### DATA LINES ###

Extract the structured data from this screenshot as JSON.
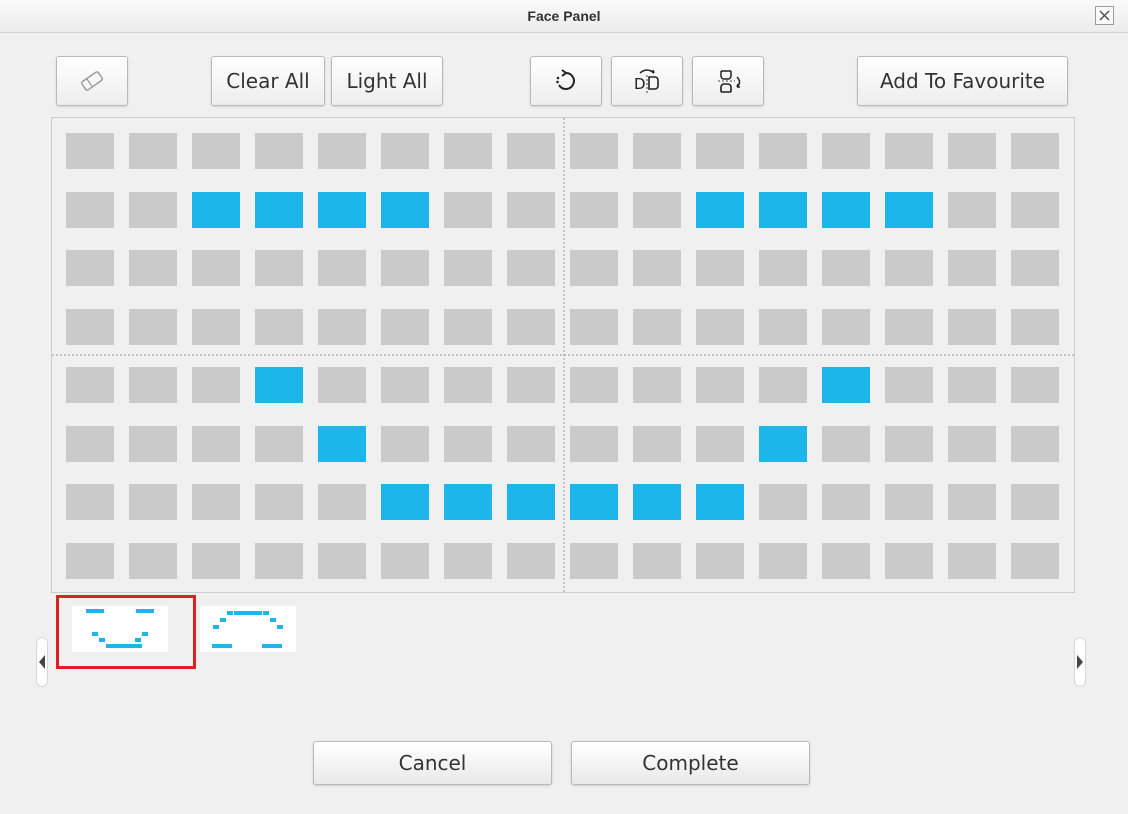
{
  "window": {
    "title": "Face Panel",
    "close_icon": "close-icon"
  },
  "toolbar": {
    "eraser_icon": "eraser-icon",
    "clear_all_label": "Clear All",
    "light_all_label": "Light All",
    "rotate_icon": "rotate-icon",
    "flip_horizontal_icon": "flip-horizontal-icon",
    "flip_vertical_icon": "flip-vertical-icon",
    "add_favourite_label": "Add To Favourite"
  },
  "matrix": {
    "rows": 8,
    "cols": 16,
    "off_color": "#cacaca",
    "on_color": "#1db6ea",
    "lit": [
      [
        1,
        2
      ],
      [
        1,
        3
      ],
      [
        1,
        4
      ],
      [
        1,
        5
      ],
      [
        1,
        10
      ],
      [
        1,
        11
      ],
      [
        1,
        12
      ],
      [
        1,
        13
      ],
      [
        4,
        3
      ],
      [
        4,
        12
      ],
      [
        5,
        4
      ],
      [
        5,
        11
      ],
      [
        6,
        5
      ],
      [
        6,
        6
      ],
      [
        6,
        7
      ],
      [
        6,
        8
      ],
      [
        6,
        9
      ],
      [
        6,
        10
      ]
    ]
  },
  "favourites": {
    "selected_index": 0,
    "items": [
      "smile-face-thumbnail",
      "frown-face-thumbnail"
    ],
    "prev_icon": "left-arrow-icon",
    "next_icon": "right-arrow-icon"
  },
  "footer": {
    "cancel_label": "Cancel",
    "complete_label": "Complete"
  },
  "colors": {
    "accent": "#1db6ea",
    "selection_border": "#e02020"
  }
}
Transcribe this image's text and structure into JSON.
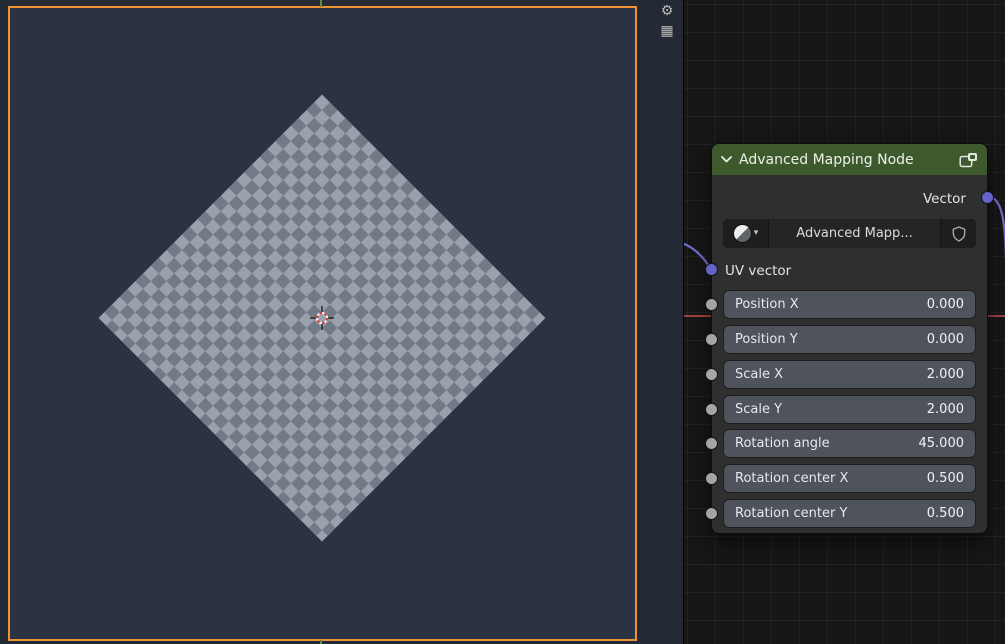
{
  "css_vars": {
    "--viewport-bg": "#232a35",
    "--plane-bg": "#2b3342",
    "--outline-orange": "#ee9434",
    "--checker-light": "#99a1ad",
    "--checker-dark": "#727a87",
    "--axis-green": "#5f8f3e",
    "--axis-red": "#9e4343",
    "--editor-bg": "#161616",
    "--grid-line": "rgba(255,255,255,0.05)",
    "--node-body": "#2f2f2f",
    "--node-header": "#3e5a2d",
    "--field-bg": "#4e535c",
    "--socket-vector": "#6463c7",
    "--socket-value": "#a5a5a5",
    "--noodle": "#7574d8",
    "--text-light": "#e2e4e8"
  },
  "icons": {
    "gear": "⚙",
    "grid": "▦",
    "dropdown": "▾",
    "collapse_chevron": "chevron-down",
    "node_group": "node-group",
    "preview_sphere": "material-sphere",
    "shield": "fake-user-shield",
    "cursor": "3d-cursor"
  },
  "node": {
    "title": "Advanced Mapping Node",
    "output_label": "Vector",
    "group_name": "Advanced Mapp...",
    "input_label": "UV vector",
    "fields": [
      {
        "label": "Position X",
        "value": "0.000"
      },
      {
        "label": "Position Y",
        "value": "0.000"
      },
      {
        "label": "Scale X",
        "value": "2.000"
      },
      {
        "label": "Scale Y",
        "value": "2.000"
      },
      {
        "label": "Rotation angle",
        "value": "45.000"
      },
      {
        "label": "Rotation center X",
        "value": "0.500"
      },
      {
        "label": "Rotation center Y",
        "value": "0.500"
      }
    ]
  }
}
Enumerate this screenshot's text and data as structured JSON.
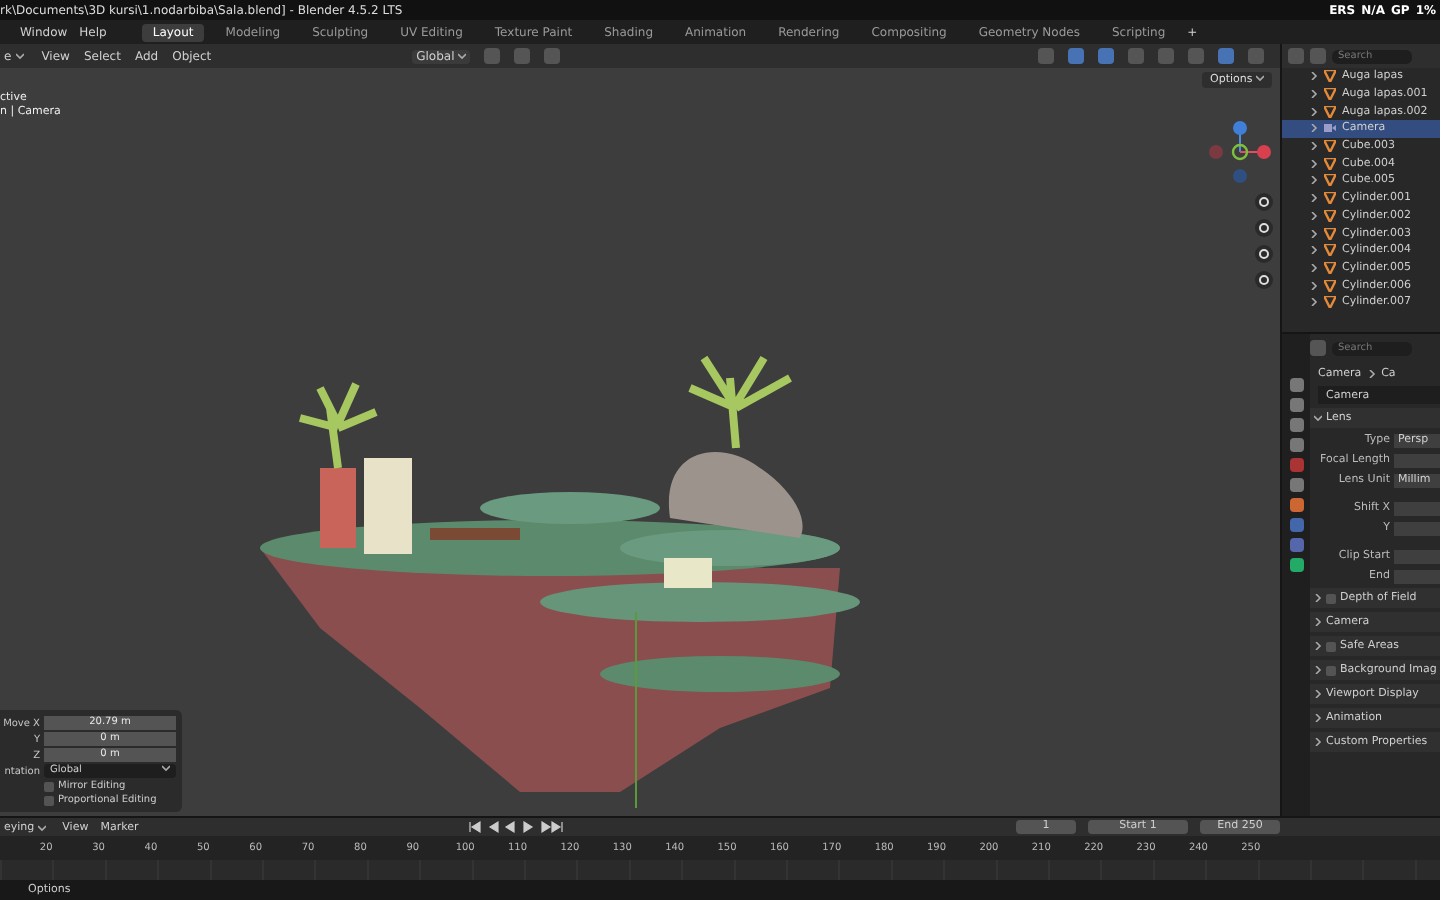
{
  "window": {
    "title": "rk\\Documents\\3D kursi\\1.nodarbiba\\Sala.blend] - Blender 4.5.2 LTS"
  },
  "stats": [
    "ERS",
    "N/A",
    "GP",
    "1%"
  ],
  "menu": [
    "Window",
    "Help"
  ],
  "workspaces": [
    {
      "label": "Layout",
      "selected": true
    },
    {
      "label": "Modeling",
      "selected": false
    },
    {
      "label": "Sculpting",
      "selected": false
    },
    {
      "label": "UV Editing",
      "selected": false
    },
    {
      "label": "Texture Paint",
      "selected": false
    },
    {
      "label": "Shading",
      "selected": false
    },
    {
      "label": "Animation",
      "selected": false
    },
    {
      "label": "Rendering",
      "selected": false
    },
    {
      "label": "Compositing",
      "selected": false
    },
    {
      "label": "Geometry Nodes",
      "selected": false
    },
    {
      "label": "Scripting",
      "selected": false
    }
  ],
  "add_tab": "+",
  "viewport_header": {
    "mode": "e",
    "menus": [
      "View",
      "Select",
      "Add",
      "Object"
    ],
    "orientation": "Global"
  },
  "viewport": {
    "info": [
      "ctive",
      "n | Camera"
    ],
    "options": "Options"
  },
  "operator_panel": {
    "fields": [
      {
        "label": "Move X",
        "value": "20.79 m"
      },
      {
        "label": "Y",
        "value": "0 m"
      },
      {
        "label": "Z",
        "value": "0 m"
      }
    ],
    "orientation_label": "ntation",
    "orientation": "Global",
    "checkboxes": [
      {
        "label": "Mirror Editing",
        "checked": false
      },
      {
        "label": "Proportional Editing",
        "checked": false
      }
    ]
  },
  "outliner": {
    "search_placeholder": "Search",
    "rows": [
      {
        "name": "Auga lapas",
        "selected": false
      },
      {
        "name": "Auga lapas.001",
        "selected": false
      },
      {
        "name": "Auga lapas.002",
        "selected": false
      },
      {
        "name": "Camera",
        "selected": true
      },
      {
        "name": "Cube.003",
        "selected": false
      },
      {
        "name": "Cube.004",
        "selected": false
      },
      {
        "name": "Cube.005",
        "selected": false
      },
      {
        "name": "Cylinder.001",
        "selected": false
      },
      {
        "name": "Cylinder.002",
        "selected": false
      },
      {
        "name": "Cylinder.003",
        "selected": false
      },
      {
        "name": "Cylinder.004",
        "selected": false
      },
      {
        "name": "Cylinder.005",
        "selected": false
      },
      {
        "name": "Cylinder.006",
        "selected": false
      },
      {
        "name": "Cylinder.007",
        "selected": false
      }
    ]
  },
  "properties": {
    "search_placeholder": "Search",
    "breadcrumb": [
      "Camera",
      "Ca"
    ],
    "datablock": "Camera",
    "lens_title": "Lens",
    "lens_fields": [
      {
        "label": "Type",
        "value": "Persp"
      },
      {
        "label": "Focal Length"
      },
      {
        "label": "Lens Unit",
        "value": "Millim"
      },
      {
        "label": "Shift X",
        "gap": true
      },
      {
        "label": "Y"
      },
      {
        "label": "Clip Start",
        "gap": true
      },
      {
        "label": "End"
      }
    ],
    "panels": [
      {
        "title": "Depth of Field",
        "checkbox": true
      },
      {
        "title": "Camera",
        "checkbox": false
      },
      {
        "title": "Safe Areas",
        "checkbox": true
      },
      {
        "title": "Background Imag",
        "checkbox": true
      },
      {
        "title": "Viewport Display",
        "checkbox": false
      },
      {
        "title": "Animation",
        "checkbox": false
      },
      {
        "title": "Custom Properties",
        "checkbox": false
      }
    ]
  },
  "timeline": {
    "mode": "eying",
    "menus": [
      "View",
      "Marker"
    ],
    "frame": "1",
    "start_label": "Start",
    "start": "1",
    "end_label": "End",
    "end": "250",
    "ticks": [
      "20",
      "30",
      "40",
      "50",
      "60",
      "70",
      "80",
      "90",
      "100",
      "110",
      "120",
      "130",
      "140",
      "150",
      "160",
      "170",
      "180",
      "190",
      "200",
      "210",
      "220",
      "230",
      "240",
      "250"
    ]
  },
  "status_bar": {
    "items": [
      "Options"
    ]
  }
}
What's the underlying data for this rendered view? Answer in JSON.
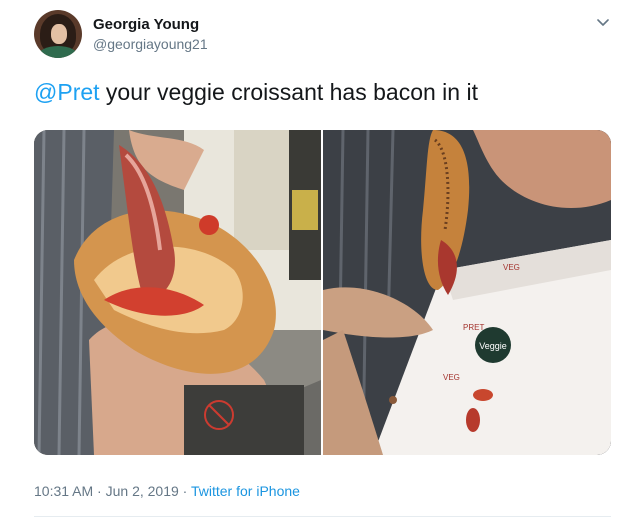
{
  "user": {
    "display_name": "Georgia Young",
    "handle": "@georgiayoung21"
  },
  "tweet": {
    "mention": "@Pret",
    "text": " your veggie croissant has bacon in it"
  },
  "media": {
    "photos": [
      "photo-1",
      "photo-2"
    ],
    "box_label": "Veggie"
  },
  "meta": {
    "time": "10:31 AM",
    "separator1": " · ",
    "date": "Jun 2, 2019",
    "separator2": " · ",
    "source": "Twitter for iPhone"
  },
  "icons": {
    "more": "chevron-down-icon"
  },
  "colors": {
    "link": "#1da1f2",
    "muted": "#657786",
    "text": "#14171a"
  }
}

###

**DIRECTIVE:**
Find the string "structured" in the listing and return every line that holds it.

**OUTPUT FOR THIS TASK:**
Extract the structured data from this screenshot as JSON.
Enumerate this screenshot's text and data as structured JSON.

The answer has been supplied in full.